**What you have to do:**
The entries below should be quoted exactly, with no pictures carried over.

* Start Records for this exercise *

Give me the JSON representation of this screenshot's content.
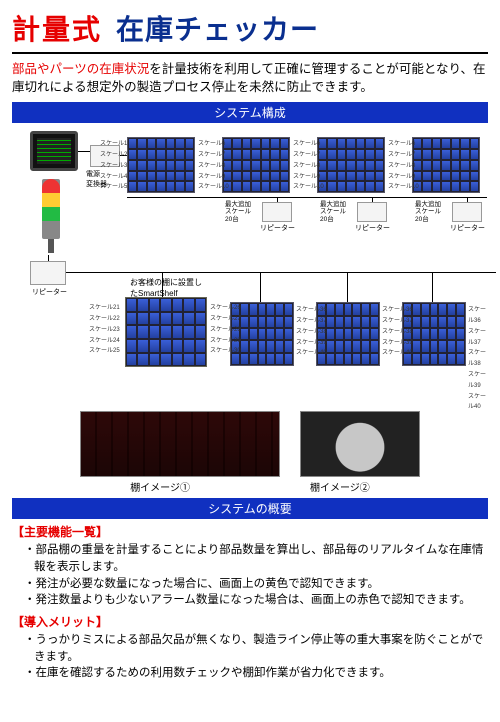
{
  "title": {
    "part1": "計量式",
    "part2": "在庫チェッカー"
  },
  "intro": {
    "emphasis": "部品やパーツの在庫状況",
    "rest": "を計量技術を利用して正確に管理することが可能となり、在庫切れによる想定外の製造プロセス停止を未然に防止できます。"
  },
  "bars": {
    "config": "システム構成",
    "overview": "システムの概要"
  },
  "diagram": {
    "psu_label": "電源\n変換器",
    "repeater_label": "リピーター",
    "add_label": "最大追加\nスケール\n20台",
    "smartshelf_caption": "お客様の棚に設置し\nたSmartShelf",
    "scale_top_left": [
      "スケール1",
      "スケール2",
      "スケール3",
      "スケール4",
      "スケール5"
    ],
    "scale_top_right": [
      "スケール6",
      "スケール7",
      "スケール8",
      "スケール9",
      "スケール10"
    ],
    "scale_bot_left": [
      "スケール21",
      "スケール22",
      "スケール23",
      "スケール24",
      "スケール25"
    ],
    "scale_bot_right": [
      "スケール26",
      "スケール27",
      "スケール28",
      "スケール29",
      "スケール30"
    ],
    "scale_lower_r": [
      "スケール36",
      "スケール37",
      "スケール38",
      "スケール39",
      "スケール40"
    ]
  },
  "photos": {
    "label1": "棚イメージ①",
    "label2": "棚イメージ②"
  },
  "features": {
    "heading": "【主要機能一覧】",
    "items": [
      "部品棚の重量を計量することにより部品数量を算出し、部品毎のリアルタイムな在庫情報を表示します。",
      "発注が必要な数量になった場合に、画面上の黄色で認知できます。",
      "発注数量よりも少ないアラーム数量になった場合は、画面上の赤色で認知できます。"
    ]
  },
  "merits": {
    "heading": "【導入メリット】",
    "items": [
      "うっかりミスによる部品欠品が無くなり、製造ライン停止等の重大事案を防ぐことができます。",
      "在庫を確認するための利用数チェックや棚卸作業が省力化できます。"
    ]
  },
  "colors": {
    "title_red": "#e60000",
    "title_blue": "#0a2f8f",
    "bar_blue": "#1030c0",
    "bin_blue": "#2340a0"
  }
}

* End Records for this exercise *

**Solution for this problem:**
Give me the JSON representation of this screenshot's content.
{
  "title": {
    "part1": "計量式",
    "part2": "在庫チェッカー"
  },
  "intro": {
    "emphasis": "部品やパーツの在庫状況",
    "rest": "を計量技術を利用して正確に管理することが可能となり、在庫切れによる想定外の製造プロセス停止を未然に防止できます。"
  },
  "bars": {
    "config": "システム構成",
    "overview": "システムの概要"
  },
  "diagram": {
    "psu_label": "電源\n変換器",
    "repeater_label": "リピーター",
    "add_label": "最大追加\nスケール\n20台",
    "smartshelf_caption": "お客様の棚に設置し\nたSmartShelf",
    "scale_top_left": [
      "スケール1",
      "スケール2",
      "スケール3",
      "スケール4",
      "スケール5"
    ],
    "scale_top_right": [
      "スケール6",
      "スケール7",
      "スケール8",
      "スケール9",
      "スケール10"
    ],
    "scale_bot_left": [
      "スケール21",
      "スケール22",
      "スケール23",
      "スケール24",
      "スケール25"
    ],
    "scale_bot_right": [
      "スケール26",
      "スケール27",
      "スケール28",
      "スケール29",
      "スケール30"
    ],
    "scale_lower_r": [
      "スケール36",
      "スケール37",
      "スケール38",
      "スケール39",
      "スケール40"
    ]
  },
  "photos": {
    "label1": "棚イメージ①",
    "label2": "棚イメージ②"
  },
  "features": {
    "heading": "【主要機能一覧】",
    "items": [
      "部品棚の重量を計量することにより部品数量を算出し、部品毎のリアルタイムな在庫情報を表示します。",
      "発注が必要な数量になった場合に、画面上の黄色で認知できます。",
      "発注数量よりも少ないアラーム数量になった場合は、画面上の赤色で認知できます。"
    ]
  },
  "merits": {
    "heading": "【導入メリット】",
    "items": [
      "うっかりミスによる部品欠品が無くなり、製造ライン停止等の重大事案を防ぐことができます。",
      "在庫を確認するための利用数チェックや棚卸作業が省力化できます。"
    ]
  },
  "colors": {
    "title_red": "#e60000",
    "title_blue": "#0a2f8f",
    "bar_blue": "#1030c0",
    "bin_blue": "#2340a0"
  }
}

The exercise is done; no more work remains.